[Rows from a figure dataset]
################
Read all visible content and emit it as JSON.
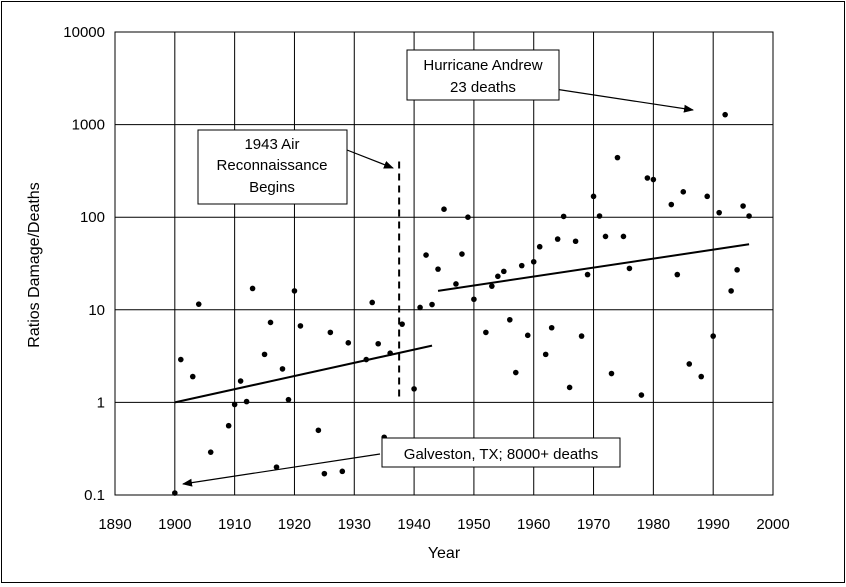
{
  "chart_data": {
    "type": "scatter",
    "title": "",
    "xlabel": "Year",
    "ylabel": "Ratios Damage/Deaths",
    "y_scale": "log",
    "xlim": [
      1890,
      2000
    ],
    "ylim": [
      0.1,
      10000
    ],
    "grid": true,
    "x_ticks": [
      "1890",
      "1900",
      "1910",
      "1920",
      "1930",
      "1940",
      "1950",
      "1960",
      "1970",
      "1980",
      "1990",
      "2000"
    ],
    "y_ticks": [
      "0.1",
      "1",
      "10",
      "100",
      "1000",
      "10000"
    ],
    "series": [
      {
        "points": [
          [
            1900,
            0.105
          ],
          [
            1901,
            2.9
          ],
          [
            1903,
            1.9
          ],
          [
            1904,
            11.5
          ],
          [
            1906,
            0.29
          ],
          [
            1909,
            0.56
          ],
          [
            1910,
            0.95
          ],
          [
            1911,
            1.7
          ],
          [
            1912,
            1.02
          ],
          [
            1913,
            17
          ],
          [
            1915,
            3.3
          ],
          [
            1916,
            7.3
          ],
          [
            1918,
            2.3
          ],
          [
            1917,
            0.2
          ],
          [
            1919,
            1.07
          ],
          [
            1920,
            16
          ],
          [
            1921,
            6.7
          ],
          [
            1924,
            0.5
          ],
          [
            1925,
            0.17
          ],
          [
            1926,
            5.7
          ],
          [
            1928,
            0.18
          ],
          [
            1929,
            4.4
          ],
          [
            1932,
            2.9
          ],
          [
            1933,
            12
          ],
          [
            1934,
            4.3
          ],
          [
            1935,
            0.42
          ],
          [
            1936,
            3.4
          ],
          [
            1938,
            7
          ],
          [
            1940,
            1.4
          ],
          [
            1941,
            10.6
          ],
          [
            1942,
            39
          ],
          [
            1943,
            11.4
          ],
          [
            1944,
            27.5
          ],
          [
            1945,
            122
          ],
          [
            1947,
            19
          ],
          [
            1948,
            40
          ],
          [
            1949,
            100
          ],
          [
            1950,
            13
          ],
          [
            1952,
            5.7
          ],
          [
            1953,
            18
          ],
          [
            1954,
            23
          ],
          [
            1955,
            26
          ],
          [
            1956,
            7.8
          ],
          [
            1957,
            2.1
          ],
          [
            1958,
            30
          ],
          [
            1959,
            5.3
          ],
          [
            1960,
            33
          ],
          [
            1961,
            48
          ],
          [
            1962,
            3.3
          ],
          [
            1963,
            6.4
          ],
          [
            1964,
            58
          ],
          [
            1965,
            102
          ],
          [
            1966,
            1.45
          ],
          [
            1967,
            55
          ],
          [
            1968,
            5.2
          ],
          [
            1969,
            24
          ],
          [
            1970,
            168
          ],
          [
            1971,
            103
          ],
          [
            1972,
            62
          ],
          [
            1973,
            2.05
          ],
          [
            1974,
            440
          ],
          [
            1975,
            62
          ],
          [
            1976,
            28
          ],
          [
            1978,
            1.2
          ],
          [
            1979,
            265
          ],
          [
            1980,
            255
          ],
          [
            1983,
            137
          ],
          [
            1984,
            24
          ],
          [
            1985,
            188
          ],
          [
            1986,
            2.6
          ],
          [
            1988,
            1.9
          ],
          [
            1989,
            168
          ],
          [
            1990,
            5.2
          ],
          [
            1991,
            112
          ],
          [
            1992,
            1280
          ],
          [
            1993,
            16
          ],
          [
            1994,
            27
          ],
          [
            1995,
            132
          ],
          [
            1996,
            103
          ]
        ]
      }
    ],
    "trendlines": [
      {
        "x": [
          1900,
          1943
        ],
        "y": [
          1.0,
          4.1
        ]
      },
      {
        "x": [
          1944,
          1996
        ],
        "y": [
          16,
          51
        ]
      }
    ],
    "markers": [
      {
        "type": "vline",
        "x": 1937.5,
        "y_range": [
          1.15,
          400
        ],
        "style": "dashed"
      }
    ],
    "annotations": [
      {
        "id": "andrew",
        "lines": [
          "Hurricane Andrew",
          "23 deaths"
        ]
      },
      {
        "id": "recon",
        "lines": [
          "1943 Air",
          "Reconnaissance",
          "Begins"
        ]
      },
      {
        "id": "galveston",
        "lines": [
          "Galveston, TX; 8000+ deaths"
        ]
      }
    ]
  }
}
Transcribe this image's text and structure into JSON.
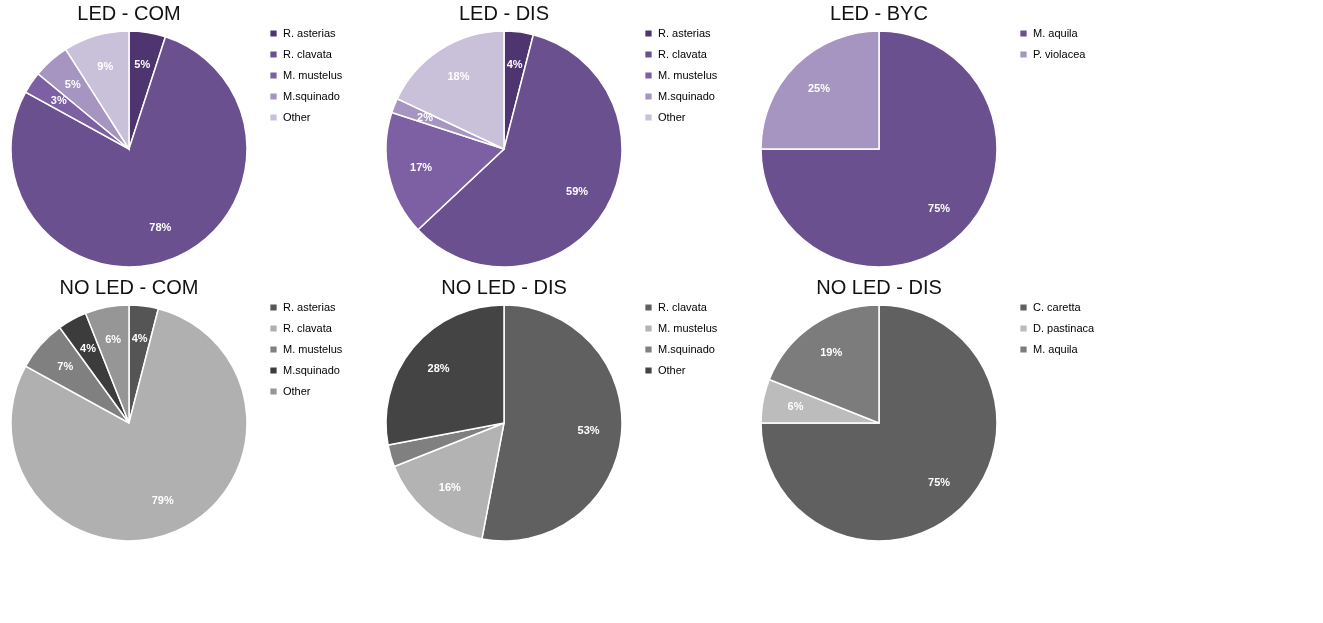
{
  "chart_data": [
    {
      "type": "pie",
      "title": "LED - COM",
      "categories": [
        "R. asterias",
        "R. clavata",
        "M. mustelus",
        "M.squinado",
        "Other"
      ],
      "values": [
        5,
        78,
        3,
        5,
        9
      ],
      "value_labels": [
        "5%",
        "78%",
        "3%",
        "5%",
        "9%"
      ],
      "colors": [
        "#4e3570",
        "#6b5090",
        "#7d5fa3",
        "#a595c0",
        "#c9c0da"
      ],
      "legend": "right"
    },
    {
      "type": "pie",
      "title": "LED - DIS",
      "categories": [
        "R. asterias",
        "R. clavata",
        "M. mustelus",
        "M.squinado",
        "Other"
      ],
      "values": [
        4,
        59,
        17,
        2,
        18
      ],
      "value_labels": [
        "4%",
        "59%",
        "17%",
        "2%",
        "18%"
      ],
      "colors": [
        "#4e3570",
        "#6b5090",
        "#7d5fa3",
        "#a595c0",
        "#c9c0da"
      ],
      "legend": "right"
    },
    {
      "type": "pie",
      "title": "LED - BYC",
      "categories": [
        "M. aquila",
        "P. violacea"
      ],
      "values": [
        75,
        25
      ],
      "value_labels": [
        "75%",
        "25%"
      ],
      "colors": [
        "#6b5090",
        "#a595c0"
      ],
      "legend": "right"
    },
    {
      "type": "pie",
      "title": "NO LED - COM",
      "categories": [
        "R. asterias",
        "R. clavata",
        "M. mustelus",
        "M.squinado",
        "Other"
      ],
      "values": [
        4,
        79,
        7,
        4,
        6
      ],
      "value_labels": [
        "4%",
        "79%",
        "7%",
        "4%",
        "6%"
      ],
      "colors": [
        "#555555",
        "#b0b0b0",
        "#808080",
        "#3c3c3c",
        "#969696"
      ],
      "legend": "right"
    },
    {
      "type": "pie",
      "title": "NO LED - DIS",
      "categories": [
        "R. clavata",
        "M. mustelus",
        "M.squinado",
        "Other"
      ],
      "values": [
        53,
        16,
        3,
        28
      ],
      "value_labels": [
        "53%",
        "16%",
        null,
        "28%"
      ],
      "colors": [
        "#606060",
        "#b3b3b3",
        "#808080",
        "#444444"
      ],
      "legend": "right"
    },
    {
      "type": "pie",
      "title": "NO LED - DIS",
      "categories": [
        "C. caretta",
        "D. pastinaca",
        "M. aquila"
      ],
      "values": [
        75,
        6,
        19
      ],
      "value_labels": [
        "75%",
        "6%",
        "19%"
      ],
      "colors": [
        "#606060",
        "#bcbcbc",
        "#7c7c7c"
      ],
      "legend": "right"
    }
  ]
}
################
Without the pictures, restate all of the entries above verbatim.

Answer to this task →
Read all visible content and emit it as JSON.
{
  "chart_data": {
    "type": "scatter",
    "title": "",
    "xlabel": "Year",
    "ylabel": "Ratios Damage/Deaths",
    "y_scale": "log",
    "xlim": [
      1890,
      2000
    ],
    "ylim": [
      0.1,
      10000
    ],
    "grid": true,
    "x_ticks": [
      "1890",
      "1900",
      "1910",
      "1920",
      "1930",
      "1940",
      "1950",
      "1960",
      "1970",
      "1980",
      "1990",
      "2000"
    ],
    "y_ticks": [
      "0.1",
      "1",
      "10",
      "100",
      "1000",
      "10000"
    ],
    "series": [
      {
        "points": [
          [
            1900,
            0.105
          ],
          [
            1901,
            2.9
          ],
          [
            1903,
            1.9
          ],
          [
            1904,
            11.5
          ],
          [
            1906,
            0.29
          ],
          [
            1909,
            0.56
          ],
          [
            1910,
            0.95
          ],
          [
            1911,
            1.7
          ],
          [
            1912,
            1.02
          ],
          [
            1913,
            17
          ],
          [
            1915,
            3.3
          ],
          [
            1916,
            7.3
          ],
          [
            1918,
            2.3
          ],
          [
            1917,
            0.2
          ],
          [
            1919,
            1.07
          ],
          [
            1920,
            16
          ],
          [
            1921,
            6.7
          ],
          [
            1924,
            0.5
          ],
          [
            1925,
            0.17
          ],
          [
            1926,
            5.7
          ],
          [
            1928,
            0.18
          ],
          [
            1929,
            4.4
          ],
          [
            1932,
            2.9
          ],
          [
            1933,
            12
          ],
          [
            1934,
            4.3
          ],
          [
            1935,
            0.42
          ],
          [
            1936,
            3.4
          ],
          [
            1938,
            7
          ],
          [
            1940,
            1.4
          ],
          [
            1941,
            10.6
          ],
          [
            1942,
            39
          ],
          [
            1943,
            11.4
          ],
          [
            1944,
            27.5
          ],
          [
            1945,
            122
          ],
          [
            1947,
            19
          ],
          [
            1948,
            40
          ],
          [
            1949,
            100
          ],
          [
            1950,
            13
          ],
          [
            1952,
            5.7
          ],
          [
            1953,
            18
          ],
          [
            1954,
            23
          ],
          [
            1955,
            26
          ],
          [
            1956,
            7.8
          ],
          [
            1957,
            2.1
          ],
          [
            1958,
            30
          ],
          [
            1959,
            5.3
          ],
          [
            1960,
            33
          ],
          [
            1961,
            48
          ],
          [
            1962,
            3.3
          ],
          [
            1963,
            6.4
          ],
          [
            1964,
            58
          ],
          [
            1965,
            102
          ],
          [
            1966,
            1.45
          ],
          [
            1967,
            55
          ],
          [
            1968,
            5.2
          ],
          [
            1969,
            24
          ],
          [
            1970,
            168
          ],
          [
            1971,
            103
          ],
          [
            1972,
            62
          ],
          [
            1973,
            2.05
          ],
          [
            1974,
            440
          ],
          [
            1975,
            62
          ],
          [
            1976,
            28
          ],
          [
            1978,
            1.2
          ],
          [
            1979,
            265
          ],
          [
            1980,
            255
          ],
          [
            1983,
            137
          ],
          [
            1984,
            24
          ],
          [
            1985,
            188
          ],
          [
            1986,
            2.6
          ],
          [
            1988,
            1.9
          ],
          [
            1989,
            168
          ],
          [
            1990,
            5.2
          ],
          [
            1991,
            112
          ],
          [
            1992,
            1280
          ],
          [
            1993,
            16
          ],
          [
            1994,
            27
          ],
          [
            1995,
            132
          ],
          [
            1996,
            103
          ]
        ]
      }
    ],
    "trendlines": [
      {
        "x": [
          1900,
          1943
        ],
        "y": [
          1.0,
          4.1
        ]
      },
      {
        "x": [
          1944,
          1996
        ],
        "y": [
          16,
          51
        ]
      }
    ],
    "markers": [
      {
        "type": "vline",
        "x": 1937.5,
        "y_range": [
          1.15,
          400
        ],
        "style": "dashed"
      }
    ],
    "annotations": [
      {
        "id": "andrew",
        "lines": [
          "Hurricane Andrew",
          "23 deaths"
        ]
      },
      {
        "id": "recon",
        "lines": [
          "1943 Air",
          "Reconnaissance",
          "Begins"
        ]
      },
      {
        "id": "galveston",
        "lines": [
          "Galveston, TX; 8000+ deaths"
        ]
      }
    ]
  }
}
Transcribe this image's text and structure into JSON.
{
  "chart_data": [
    {
      "type": "pie",
      "title": "LED - COM",
      "categories": [
        "R. asterias",
        "R. clavata",
        "M. mustelus",
        "M.squinado",
        "Other"
      ],
      "values": [
        5,
        78,
        3,
        5,
        9
      ],
      "value_labels": [
        "5%",
        "78%",
        "3%",
        "5%",
        "9%"
      ],
      "colors": [
        "#4e3570",
        "#6b5090",
        "#7d5fa3",
        "#a595c0",
        "#c9c0da"
      ],
      "legend": "right"
    },
    {
      "type": "pie",
      "title": "LED - DIS",
      "categories": [
        "R. asterias",
        "R. clavata",
        "M. mustelus",
        "M.squinado",
        "Other"
      ],
      "values": [
        4,
        59,
        17,
        2,
        18
      ],
      "value_labels": [
        "4%",
        "59%",
        "17%",
        "2%",
        "18%"
      ],
      "colors": [
        "#4e3570",
        "#6b5090",
        "#7d5fa3",
        "#a595c0",
        "#c9c0da"
      ],
      "legend": "right"
    },
    {
      "type": "pie",
      "title": "LED - BYC",
      "categories": [
        "M. aquila",
        "P. violacea"
      ],
      "values": [
        75,
        25
      ],
      "value_labels": [
        "75%",
        "25%"
      ],
      "colors": [
        "#6b5090",
        "#a595c0"
      ],
      "legend": "right"
    },
    {
      "type": "pie",
      "title": "NO LED - COM",
      "categories": [
        "R. asterias",
        "R. clavata",
        "M. mustelus",
        "M.squinado",
        "Other"
      ],
      "values": [
        4,
        79,
        7,
        4,
        6
      ],
      "value_labels": [
        "4%",
        "79%",
        "7%",
        "4%",
        "6%"
      ],
      "colors": [
        "#555555",
        "#b0b0b0",
        "#808080",
        "#3c3c3c",
        "#969696"
      ],
      "legend": "right"
    },
    {
      "type": "pie",
      "title": "NO LED - DIS",
      "categories": [
        "R. clavata",
        "M. mustelus",
        "M.squinado",
        "Other"
      ],
      "values": [
        53,
        16,
        3,
        28
      ],
      "value_labels": [
        "53%",
        "16%",
        null,
        "28%"
      ],
      "colors": [
        "#606060",
        "#b3b3b3",
        "#808080",
        "#444444"
      ],
      "legend": "right"
    },
    {
      "type": "pie",
      "title": "NO LED - DIS",
      "categories": [
        "C. caretta",
        "D. pastinaca",
        "M. aquila"
      ],
      "values": [
        75,
        6,
        19
      ],
      "value_labels": [
        "75%",
        "6%",
        "19%"
      ],
      "colors": [
        "#606060",
        "#bcbcbc",
        "#7c7c7c"
      ],
      "legend": "right"
    }
  ]
}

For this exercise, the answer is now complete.